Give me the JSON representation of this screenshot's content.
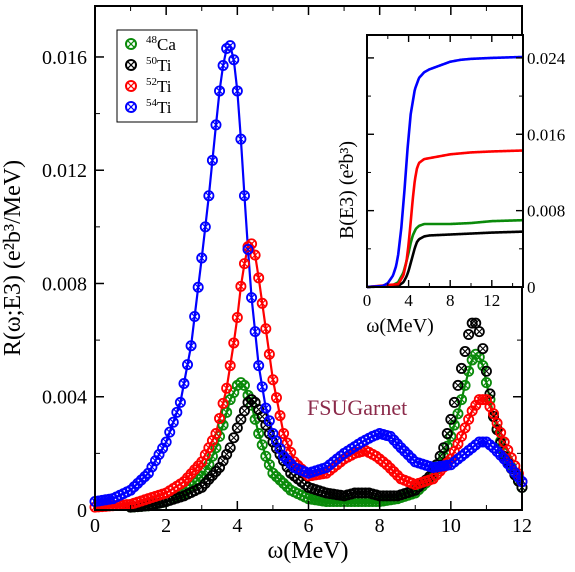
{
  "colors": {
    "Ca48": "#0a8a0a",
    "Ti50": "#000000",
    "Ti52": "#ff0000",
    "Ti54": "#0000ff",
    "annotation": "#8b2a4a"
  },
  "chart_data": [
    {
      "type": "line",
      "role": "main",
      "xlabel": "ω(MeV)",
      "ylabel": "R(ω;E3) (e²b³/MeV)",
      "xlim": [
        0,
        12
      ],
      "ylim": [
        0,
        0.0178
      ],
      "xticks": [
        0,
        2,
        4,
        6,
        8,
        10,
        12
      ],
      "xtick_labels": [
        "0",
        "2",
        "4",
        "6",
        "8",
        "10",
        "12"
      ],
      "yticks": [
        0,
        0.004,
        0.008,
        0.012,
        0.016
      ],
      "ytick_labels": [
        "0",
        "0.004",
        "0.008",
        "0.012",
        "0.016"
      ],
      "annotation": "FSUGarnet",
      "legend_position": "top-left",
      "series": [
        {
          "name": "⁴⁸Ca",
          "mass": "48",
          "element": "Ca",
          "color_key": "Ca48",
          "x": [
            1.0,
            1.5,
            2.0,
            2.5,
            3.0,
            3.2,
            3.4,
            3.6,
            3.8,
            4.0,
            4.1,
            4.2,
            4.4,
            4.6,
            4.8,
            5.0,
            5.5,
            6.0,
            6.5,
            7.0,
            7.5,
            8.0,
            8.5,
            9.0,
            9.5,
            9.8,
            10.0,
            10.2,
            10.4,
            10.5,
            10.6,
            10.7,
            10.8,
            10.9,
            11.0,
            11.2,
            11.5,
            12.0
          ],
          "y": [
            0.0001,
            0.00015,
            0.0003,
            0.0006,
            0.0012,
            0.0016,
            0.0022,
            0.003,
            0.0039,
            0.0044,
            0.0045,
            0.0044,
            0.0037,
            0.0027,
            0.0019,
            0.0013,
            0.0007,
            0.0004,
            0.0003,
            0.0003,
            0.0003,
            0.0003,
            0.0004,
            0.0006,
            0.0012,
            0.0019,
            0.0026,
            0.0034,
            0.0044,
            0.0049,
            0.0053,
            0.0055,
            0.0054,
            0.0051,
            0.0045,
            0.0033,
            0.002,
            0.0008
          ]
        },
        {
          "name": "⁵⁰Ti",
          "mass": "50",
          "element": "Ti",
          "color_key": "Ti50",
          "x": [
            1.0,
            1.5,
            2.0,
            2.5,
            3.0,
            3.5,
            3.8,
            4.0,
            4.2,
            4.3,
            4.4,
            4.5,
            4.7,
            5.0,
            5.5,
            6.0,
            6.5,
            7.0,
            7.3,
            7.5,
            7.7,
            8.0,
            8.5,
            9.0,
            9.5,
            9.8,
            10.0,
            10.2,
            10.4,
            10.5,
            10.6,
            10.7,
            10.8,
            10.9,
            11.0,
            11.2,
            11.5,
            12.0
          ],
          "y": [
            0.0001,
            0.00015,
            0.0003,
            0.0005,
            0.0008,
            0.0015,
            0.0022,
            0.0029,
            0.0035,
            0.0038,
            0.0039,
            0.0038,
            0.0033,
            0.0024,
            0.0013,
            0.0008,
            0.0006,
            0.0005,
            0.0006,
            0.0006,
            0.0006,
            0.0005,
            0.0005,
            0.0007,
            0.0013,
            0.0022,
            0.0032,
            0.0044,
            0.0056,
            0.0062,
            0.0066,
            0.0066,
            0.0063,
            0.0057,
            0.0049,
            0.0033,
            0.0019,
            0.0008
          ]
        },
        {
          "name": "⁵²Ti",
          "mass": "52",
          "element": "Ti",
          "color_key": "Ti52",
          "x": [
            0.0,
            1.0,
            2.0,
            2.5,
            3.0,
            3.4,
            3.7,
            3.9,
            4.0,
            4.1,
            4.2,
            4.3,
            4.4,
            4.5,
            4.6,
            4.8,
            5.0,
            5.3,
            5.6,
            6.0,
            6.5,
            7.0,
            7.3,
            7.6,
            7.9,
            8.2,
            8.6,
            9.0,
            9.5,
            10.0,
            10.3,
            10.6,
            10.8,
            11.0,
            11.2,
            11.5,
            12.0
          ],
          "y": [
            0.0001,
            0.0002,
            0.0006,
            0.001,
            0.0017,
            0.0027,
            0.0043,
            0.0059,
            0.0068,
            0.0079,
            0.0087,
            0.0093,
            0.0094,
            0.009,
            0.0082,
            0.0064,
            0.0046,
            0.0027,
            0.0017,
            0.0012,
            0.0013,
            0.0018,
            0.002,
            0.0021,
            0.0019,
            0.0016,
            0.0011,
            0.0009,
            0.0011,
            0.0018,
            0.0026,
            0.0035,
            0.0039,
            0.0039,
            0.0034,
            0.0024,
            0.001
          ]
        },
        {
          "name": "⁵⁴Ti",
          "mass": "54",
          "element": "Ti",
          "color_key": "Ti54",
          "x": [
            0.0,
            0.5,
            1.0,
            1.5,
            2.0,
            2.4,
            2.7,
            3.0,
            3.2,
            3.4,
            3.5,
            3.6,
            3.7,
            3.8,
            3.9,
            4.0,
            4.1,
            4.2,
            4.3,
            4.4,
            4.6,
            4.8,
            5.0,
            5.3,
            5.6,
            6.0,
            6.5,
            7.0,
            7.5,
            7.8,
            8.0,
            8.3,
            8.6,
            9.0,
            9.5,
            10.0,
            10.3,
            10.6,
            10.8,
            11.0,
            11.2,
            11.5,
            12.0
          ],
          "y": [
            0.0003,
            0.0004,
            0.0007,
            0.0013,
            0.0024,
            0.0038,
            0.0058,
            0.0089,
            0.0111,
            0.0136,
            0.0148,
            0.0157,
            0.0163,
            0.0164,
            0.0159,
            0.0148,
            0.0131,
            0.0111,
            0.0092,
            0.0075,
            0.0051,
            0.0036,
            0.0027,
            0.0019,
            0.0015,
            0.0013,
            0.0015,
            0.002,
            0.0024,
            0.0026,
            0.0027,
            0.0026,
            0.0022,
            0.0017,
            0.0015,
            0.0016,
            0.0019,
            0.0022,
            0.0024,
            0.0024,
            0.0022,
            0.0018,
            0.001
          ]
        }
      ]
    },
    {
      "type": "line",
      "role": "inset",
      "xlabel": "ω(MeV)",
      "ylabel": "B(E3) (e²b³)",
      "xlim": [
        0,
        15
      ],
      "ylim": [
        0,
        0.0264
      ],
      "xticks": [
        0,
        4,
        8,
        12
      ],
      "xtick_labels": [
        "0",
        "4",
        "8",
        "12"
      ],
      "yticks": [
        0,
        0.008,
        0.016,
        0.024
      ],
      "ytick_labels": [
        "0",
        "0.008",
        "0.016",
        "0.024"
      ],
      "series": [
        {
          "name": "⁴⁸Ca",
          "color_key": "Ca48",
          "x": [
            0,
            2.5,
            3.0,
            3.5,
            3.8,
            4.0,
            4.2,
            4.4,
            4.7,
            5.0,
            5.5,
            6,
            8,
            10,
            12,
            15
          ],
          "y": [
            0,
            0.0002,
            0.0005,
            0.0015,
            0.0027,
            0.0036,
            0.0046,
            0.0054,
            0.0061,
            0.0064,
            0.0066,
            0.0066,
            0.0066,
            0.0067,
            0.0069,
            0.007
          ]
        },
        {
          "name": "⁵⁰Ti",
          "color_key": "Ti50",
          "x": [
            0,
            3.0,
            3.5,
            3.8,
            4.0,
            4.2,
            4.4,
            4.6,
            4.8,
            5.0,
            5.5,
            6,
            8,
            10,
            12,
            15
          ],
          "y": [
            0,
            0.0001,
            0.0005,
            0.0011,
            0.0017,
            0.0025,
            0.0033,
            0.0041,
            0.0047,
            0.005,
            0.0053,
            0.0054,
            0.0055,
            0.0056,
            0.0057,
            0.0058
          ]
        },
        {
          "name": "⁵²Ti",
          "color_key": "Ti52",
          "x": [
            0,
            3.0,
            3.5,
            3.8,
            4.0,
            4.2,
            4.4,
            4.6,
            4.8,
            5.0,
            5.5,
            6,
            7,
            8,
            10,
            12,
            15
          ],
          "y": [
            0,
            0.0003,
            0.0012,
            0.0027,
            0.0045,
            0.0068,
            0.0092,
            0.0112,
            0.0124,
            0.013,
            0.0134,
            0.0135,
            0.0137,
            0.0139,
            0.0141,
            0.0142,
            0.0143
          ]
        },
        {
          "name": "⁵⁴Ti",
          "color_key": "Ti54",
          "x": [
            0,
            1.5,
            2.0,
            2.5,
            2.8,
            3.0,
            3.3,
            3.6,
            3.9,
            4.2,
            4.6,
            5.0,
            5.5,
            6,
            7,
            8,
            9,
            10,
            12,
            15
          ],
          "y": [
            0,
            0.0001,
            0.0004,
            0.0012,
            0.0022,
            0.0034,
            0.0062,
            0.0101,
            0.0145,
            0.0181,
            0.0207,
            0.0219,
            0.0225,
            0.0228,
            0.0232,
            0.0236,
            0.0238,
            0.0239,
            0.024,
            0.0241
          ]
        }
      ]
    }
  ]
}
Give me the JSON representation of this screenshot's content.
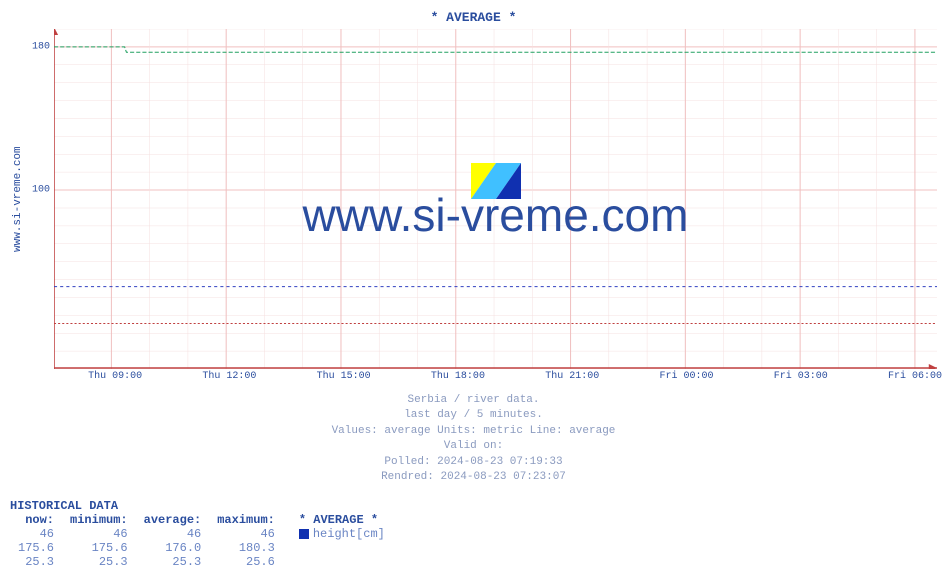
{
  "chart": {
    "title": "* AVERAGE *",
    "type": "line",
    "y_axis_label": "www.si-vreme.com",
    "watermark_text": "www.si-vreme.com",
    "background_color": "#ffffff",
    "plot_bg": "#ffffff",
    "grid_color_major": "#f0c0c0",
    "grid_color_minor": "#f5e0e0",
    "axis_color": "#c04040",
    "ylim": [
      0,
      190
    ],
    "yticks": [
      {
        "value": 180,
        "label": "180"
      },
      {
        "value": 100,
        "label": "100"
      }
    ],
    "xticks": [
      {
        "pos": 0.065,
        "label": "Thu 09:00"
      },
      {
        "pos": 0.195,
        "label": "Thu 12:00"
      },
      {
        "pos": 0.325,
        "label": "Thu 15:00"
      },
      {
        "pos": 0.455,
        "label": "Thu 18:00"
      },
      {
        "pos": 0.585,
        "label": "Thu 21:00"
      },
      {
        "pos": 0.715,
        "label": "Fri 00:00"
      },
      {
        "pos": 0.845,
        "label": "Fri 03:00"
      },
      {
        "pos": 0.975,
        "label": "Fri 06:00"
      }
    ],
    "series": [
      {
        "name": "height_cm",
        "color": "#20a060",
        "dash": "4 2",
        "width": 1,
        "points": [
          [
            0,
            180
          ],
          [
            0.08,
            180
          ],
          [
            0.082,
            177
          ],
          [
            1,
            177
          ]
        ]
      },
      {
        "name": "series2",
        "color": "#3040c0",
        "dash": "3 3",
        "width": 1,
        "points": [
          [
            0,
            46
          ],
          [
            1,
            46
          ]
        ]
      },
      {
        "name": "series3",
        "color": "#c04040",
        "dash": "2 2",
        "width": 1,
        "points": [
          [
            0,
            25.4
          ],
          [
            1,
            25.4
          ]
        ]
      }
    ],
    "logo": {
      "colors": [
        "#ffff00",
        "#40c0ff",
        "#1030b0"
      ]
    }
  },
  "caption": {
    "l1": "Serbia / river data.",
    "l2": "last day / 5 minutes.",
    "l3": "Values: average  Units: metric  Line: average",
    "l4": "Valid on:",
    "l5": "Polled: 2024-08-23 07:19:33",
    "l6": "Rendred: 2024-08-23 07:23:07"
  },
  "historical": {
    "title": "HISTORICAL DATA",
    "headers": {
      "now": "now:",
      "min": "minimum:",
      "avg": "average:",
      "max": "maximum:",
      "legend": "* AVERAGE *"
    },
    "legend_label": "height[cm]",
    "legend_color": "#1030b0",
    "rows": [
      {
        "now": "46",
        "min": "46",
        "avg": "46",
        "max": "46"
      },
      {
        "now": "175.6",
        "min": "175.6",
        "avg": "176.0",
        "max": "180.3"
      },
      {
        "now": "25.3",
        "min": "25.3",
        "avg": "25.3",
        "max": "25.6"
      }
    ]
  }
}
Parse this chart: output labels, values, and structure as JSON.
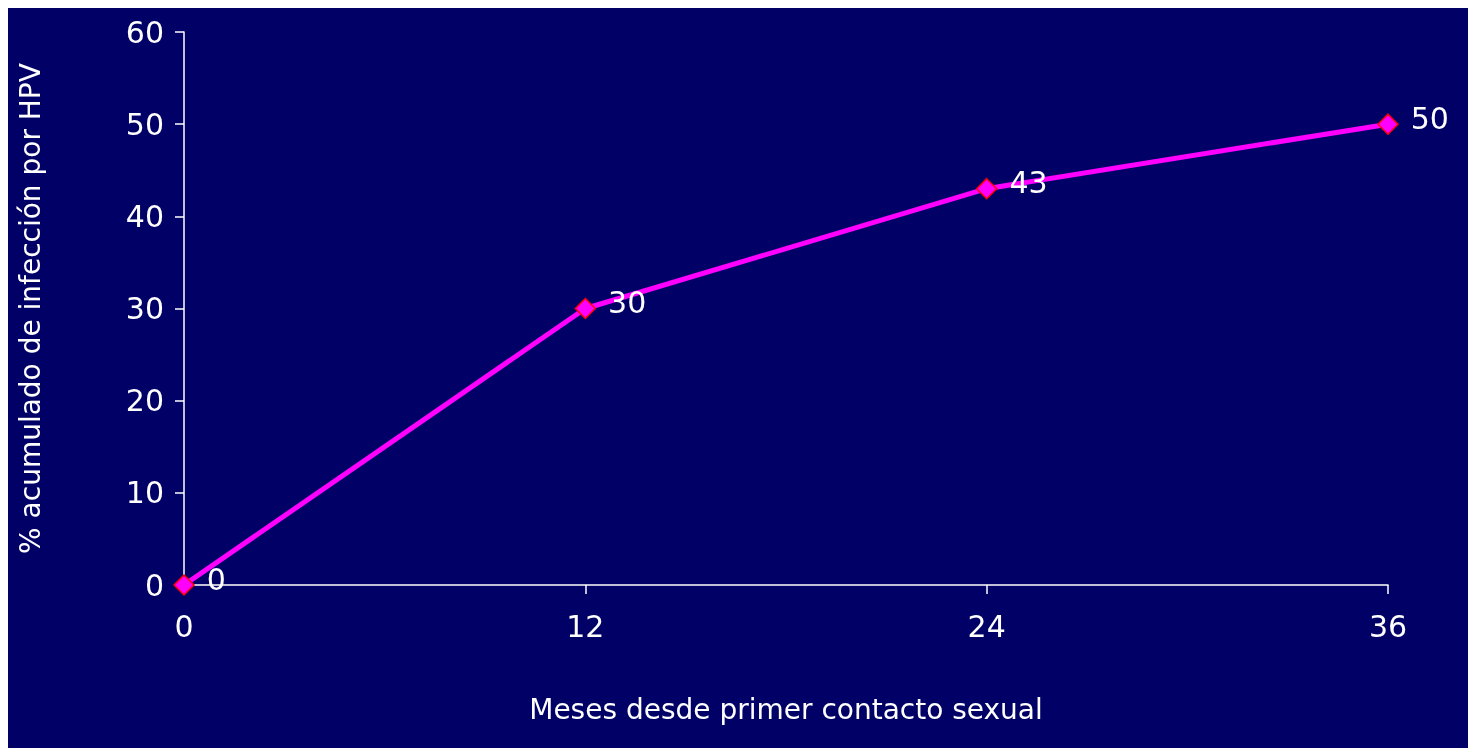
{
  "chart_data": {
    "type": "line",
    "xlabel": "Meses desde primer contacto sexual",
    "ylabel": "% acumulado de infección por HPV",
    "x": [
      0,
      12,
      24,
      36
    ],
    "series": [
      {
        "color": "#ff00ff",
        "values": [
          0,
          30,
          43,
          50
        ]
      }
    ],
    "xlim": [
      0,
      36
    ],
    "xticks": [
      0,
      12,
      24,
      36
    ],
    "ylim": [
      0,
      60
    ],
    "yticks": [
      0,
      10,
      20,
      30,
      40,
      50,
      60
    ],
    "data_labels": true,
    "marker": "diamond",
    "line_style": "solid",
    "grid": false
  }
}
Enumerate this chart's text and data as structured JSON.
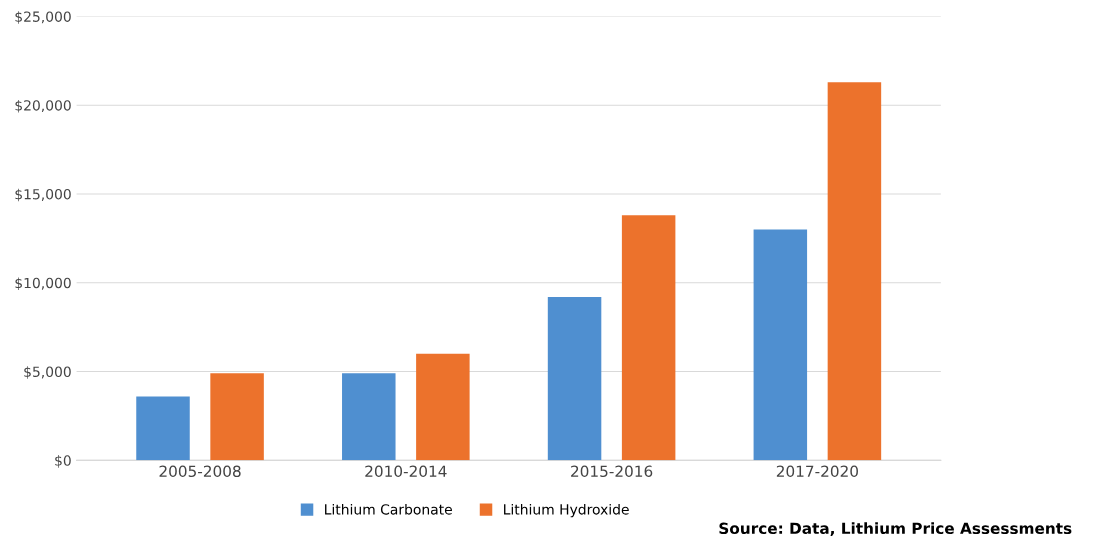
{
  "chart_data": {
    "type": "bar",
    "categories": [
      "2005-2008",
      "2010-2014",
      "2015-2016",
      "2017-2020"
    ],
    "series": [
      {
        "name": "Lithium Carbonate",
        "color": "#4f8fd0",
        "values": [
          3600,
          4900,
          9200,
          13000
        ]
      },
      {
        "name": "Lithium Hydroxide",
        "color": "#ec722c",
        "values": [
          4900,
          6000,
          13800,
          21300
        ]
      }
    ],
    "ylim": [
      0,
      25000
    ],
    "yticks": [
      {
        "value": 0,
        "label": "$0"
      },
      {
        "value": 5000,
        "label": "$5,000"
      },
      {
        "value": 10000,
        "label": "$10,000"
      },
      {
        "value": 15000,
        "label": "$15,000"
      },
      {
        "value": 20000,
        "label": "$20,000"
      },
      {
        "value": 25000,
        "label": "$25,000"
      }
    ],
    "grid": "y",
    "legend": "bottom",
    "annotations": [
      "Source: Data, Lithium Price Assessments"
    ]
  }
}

Description of the task —
Extract all lines containing the word "vreme".

Exercise result —
    "y_axis_label": "www.si-vreme.com",
    "watermark_text": "www.si-vreme.com",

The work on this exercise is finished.